# Document text

Jonathan Phelan, the FSA's head of unauthorised business, adds:"These lists are nothing more than fraudsters' phone books and the people that use them are ruthless, calculated and will stop at nothing to steal your money. A call out of the blue is one of the hallmarks of investment scams, so if you ever get an unexpected call with promises of fantastic returns - you should be extremely skeptical."

The warnings

The first letters will arrive today. However, given the vast number of targets, the FSA is sending the warnings out in waves. In just over 19,000 cases, the list has an email address instead of a postal one, so targets will receive an email instead.

If you receive a letter you may think you are safe. After-all the criminals who had your details have been stopped in their tracks. However, there are a couple of remaining risks. The first is that criminal scams can often rise from the ashes of another scam that is closed down by the FSA by individuals who evaded prosecution.

The second reason is that making it to one list often means you are automatically included on others. The criminal fraternity share the names of those considered vulnerable to scams, so they can help bleed them dry.

# Provided data
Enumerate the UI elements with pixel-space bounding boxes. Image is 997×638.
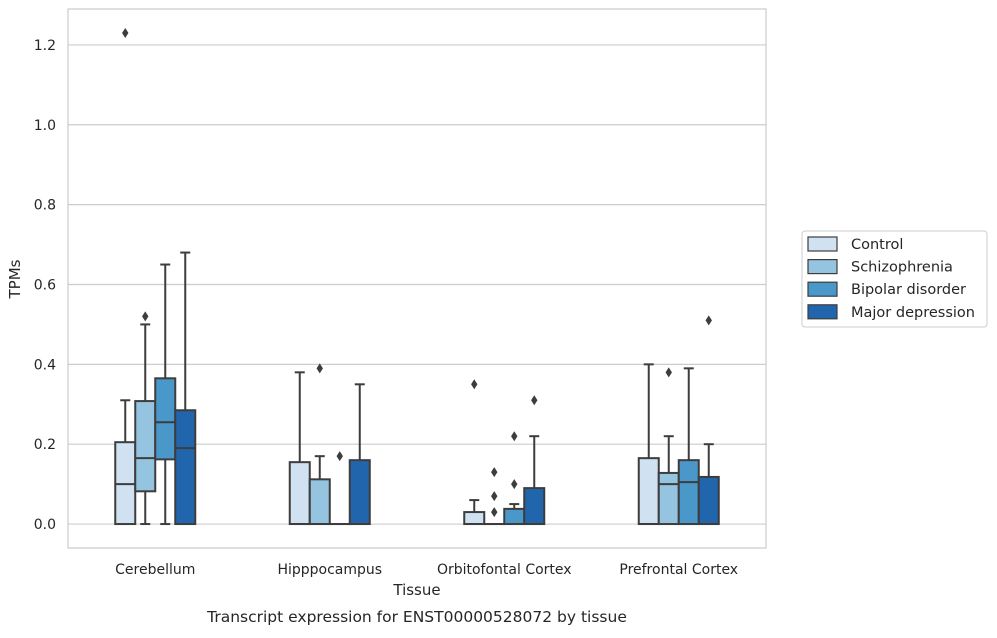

# Complete the following
[A] According to the FSA scam-warning text, how do targets whose entry on the list has an email address instead of a postal one receive the warning?
[B] Please write out the part of the FSA scam-warning text starting with "If you receive" and going on through "bleed them dry.".

# Answer list
[A] They receive an email instead of a letter.

[B]
If you receive a letter you may think you are safe. After-all the criminals who had your details have been stopped in their tracks. However, there are a couple of remaining risks. The first is that criminal scams can often rise from the ashes of another scam that is closed down by the FSA by individuals who evaded prosecution.

The second reason is that making it to one list often means you are automatically included on others. The criminal fraternity share the names of those considered vulnerable to scams, so they can help bleed them dry.